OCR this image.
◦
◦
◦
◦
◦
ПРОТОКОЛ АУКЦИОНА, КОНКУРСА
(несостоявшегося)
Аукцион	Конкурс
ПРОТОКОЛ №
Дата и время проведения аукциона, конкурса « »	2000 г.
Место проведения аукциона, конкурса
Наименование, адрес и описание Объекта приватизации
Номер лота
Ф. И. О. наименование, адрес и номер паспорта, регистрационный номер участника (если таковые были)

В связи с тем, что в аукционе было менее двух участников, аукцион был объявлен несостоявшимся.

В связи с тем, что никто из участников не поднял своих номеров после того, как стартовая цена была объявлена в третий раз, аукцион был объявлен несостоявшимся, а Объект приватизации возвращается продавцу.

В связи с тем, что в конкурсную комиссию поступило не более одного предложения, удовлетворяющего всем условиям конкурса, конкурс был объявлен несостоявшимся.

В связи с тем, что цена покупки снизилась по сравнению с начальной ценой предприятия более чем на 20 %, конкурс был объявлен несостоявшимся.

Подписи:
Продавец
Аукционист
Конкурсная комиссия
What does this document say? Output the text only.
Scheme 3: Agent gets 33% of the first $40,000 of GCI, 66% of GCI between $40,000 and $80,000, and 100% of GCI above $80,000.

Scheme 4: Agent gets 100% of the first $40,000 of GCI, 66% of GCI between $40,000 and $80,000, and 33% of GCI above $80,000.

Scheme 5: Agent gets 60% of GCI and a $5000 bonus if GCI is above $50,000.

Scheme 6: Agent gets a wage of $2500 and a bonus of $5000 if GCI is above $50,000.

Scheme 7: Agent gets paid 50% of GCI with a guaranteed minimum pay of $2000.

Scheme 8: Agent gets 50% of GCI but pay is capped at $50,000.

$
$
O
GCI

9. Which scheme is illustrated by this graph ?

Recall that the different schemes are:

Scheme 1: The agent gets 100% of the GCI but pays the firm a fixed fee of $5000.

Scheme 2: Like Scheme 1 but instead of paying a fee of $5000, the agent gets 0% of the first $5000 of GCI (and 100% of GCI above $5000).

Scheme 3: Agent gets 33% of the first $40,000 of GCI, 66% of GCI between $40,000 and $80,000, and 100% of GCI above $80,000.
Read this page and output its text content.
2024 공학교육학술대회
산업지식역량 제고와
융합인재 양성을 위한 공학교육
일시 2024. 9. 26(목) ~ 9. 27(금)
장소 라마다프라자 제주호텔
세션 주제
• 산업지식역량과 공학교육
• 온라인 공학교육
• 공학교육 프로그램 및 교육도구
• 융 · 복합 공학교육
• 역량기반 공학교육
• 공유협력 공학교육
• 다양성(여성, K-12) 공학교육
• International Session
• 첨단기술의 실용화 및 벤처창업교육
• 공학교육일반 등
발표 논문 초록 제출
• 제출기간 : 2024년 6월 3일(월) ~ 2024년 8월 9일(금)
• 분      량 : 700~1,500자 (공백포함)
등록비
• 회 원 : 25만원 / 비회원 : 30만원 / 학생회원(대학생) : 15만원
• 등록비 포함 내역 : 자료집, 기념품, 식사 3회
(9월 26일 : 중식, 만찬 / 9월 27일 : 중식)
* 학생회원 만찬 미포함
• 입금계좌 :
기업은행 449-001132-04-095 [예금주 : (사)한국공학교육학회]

::::

Goal:
Reproduce, word for word, only the lines from the one that contains "Read this page and output its text content." through the final line.

In response:
Read this page and output its text content.
2024 공학교육학술대회
산업지식역량 제고와
융합인재 양성을 위한 공학교육
일시 2024. 9. 26(목) ~ 9. 27(금)
장소 라마다프라자 제주호텔
세션 주제
• 산업지식역량과 공학교육
• 온라인 공학교육
• 공학교육 프로그램 및 교육도구
• 융 · 복합 공학교육
• 역량기반 공학교육
• 공유협력 공학교육
• 다양성(여성, K-12) 공학교육
• International Session
• 첨단기술의 실용화 및 벤처창업교육
• 공학교육일반 등
발표 논문 초록 제출
• 제출기간 : 2024년 6월 3일(월) ~ 2024년 8월 9일(금)
• 분      량 : 700~1,500자 (공백포함)
등록비
• 회 원 : 25만원 / 비회원 : 30만원 / 학생회원(대학생) : 15만원
• 등록비 포함 내역 : 자료집, 기념품, 식사 3회
(9월 26일 : 중식, 만찬 / 9월 27일 : 중식)
* 학생회원 만찬 미포함
• 입금계좌 :
기업은행 449-001132-04-095 [예금주 : (사)한국공학교육학회]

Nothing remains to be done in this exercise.